►

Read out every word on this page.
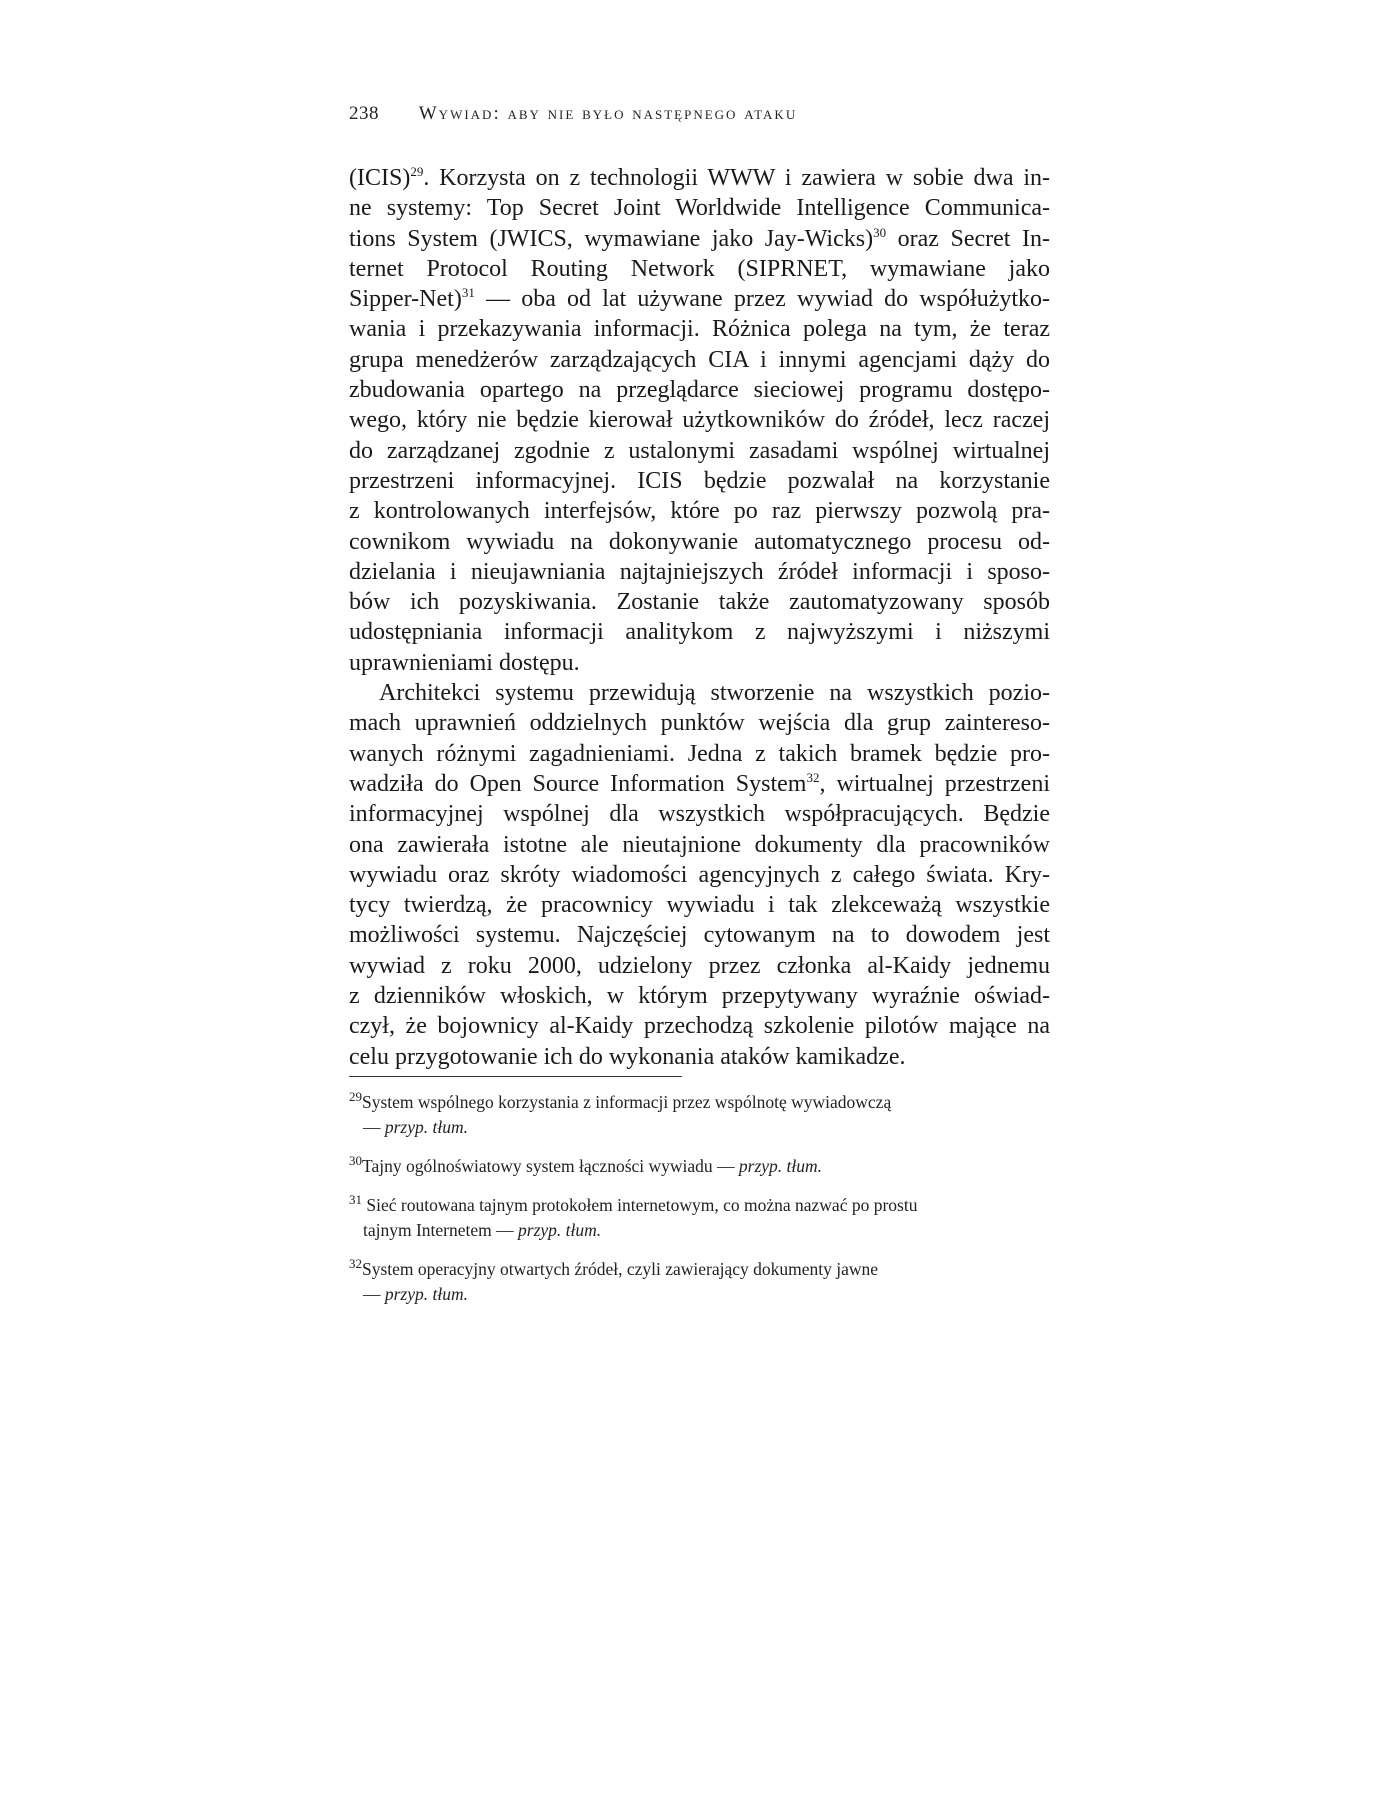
238 Wywiad: aby nie było następnego ataku
(ICIS)$^{29}$. Korzysta on z technologii WWW i zawiera w sobie dwa in-
ne systemy: Top Secret Joint Worldwide Intelligence Communica-
tions System (JWICS, wymawiane jako Jay-Wicks)$^{30}$ oraz Secret In-
ternet Protocol Routing Network (SIPRNET, wymawiane jako
Sipper-Net)$^{31}$ — oba od lat używane przez wywiad do współużytko-
wania i przekazywania informacji. Różnica polega na tym, że teraz
grupa menedżerów zarządzających CIA i innymi agencjami dąży do
zbudowania opartego na przeglądarce sieciowej programu dostępo-
wego, który nie będzie kierował użytkowników do źródeł, lecz raczej
do zarządzanej zgodnie z ustalonymi zasadami wspólnej wirtualnej
przestrzeni informacyjnej. ICIS będzie pozwalał na korzystanie
z kontrolowanych interfejsów, które po raz pierwszy pozwolą pra-
cownikom wywiadu na dokonywanie automatycznego procesu od-
dzielania i nieujawniania najtajniejszych źródeł informacji i sposo-
bów ich pozyskiwania. Zostanie także zautomatyzowany sposób
udostępniania informacji analitykom z najwyższymi i niższymi
uprawnieniami dostępu.
Architekci systemu przewidują stworzenie na wszystkich pozio-
mach uprawnień oddzielnych punktów wejścia dla grup zaintereso-
wanych różnymi zagadnieniami. Jedna z takich bramek będzie pro-
wadziła do Open Source Information System$^{32}$, wirtualnej przestrzeni
informacyjnej wspólnej dla wszystkich współpracujących. Będzie
ona zawierała istotne ale nieutajnione dokumenty dla pracowników
wywiadu oraz skróty wiadomości agencyjnych z całego świata. Kry-
tycy twierdzą, że pracownicy wywiadu i tak zlekceważą wszystkie
możliwości systemu. Najczęściej cytowanym na to dowodem jest
wywiad z roku 2000, udzielony przez członka al-Kaidy jednemu
z dzienników włoskich, w którym przepytywany wyraźnie oświad-
czył, że bojownicy al-Kaidy przechodzą szkolenie pilotów mające na
celu przygotowanie ich do wykonania ataków kamikadze.
$^{29}$System wspólnego korzystania z informacji przez wspólnotę wywiadowczą
— przyp. tłum.
$^{30}$Tajny ogólnoświatowy system łączności wywiadu — przyp. tłum.
$^{31}$ Sieć routowana tajnym protokołem internetowym, co można nazwać po prostu
tajnym Internetem — przyp. tłum.
$^{32}$System operacyjny otwartych źródeł, czyli zawierający dokumenty jawne
— przyp. tłum.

◄

Exercise:
From the listing above, copy every line that includes the word "wymawiane".

Task output:
tions System (JWICS, wymawiane jako Jay-Wicks)$^{30}$ oraz Secret In-
ternet Protocol Routing Network (SIPRNET, wymawiane jako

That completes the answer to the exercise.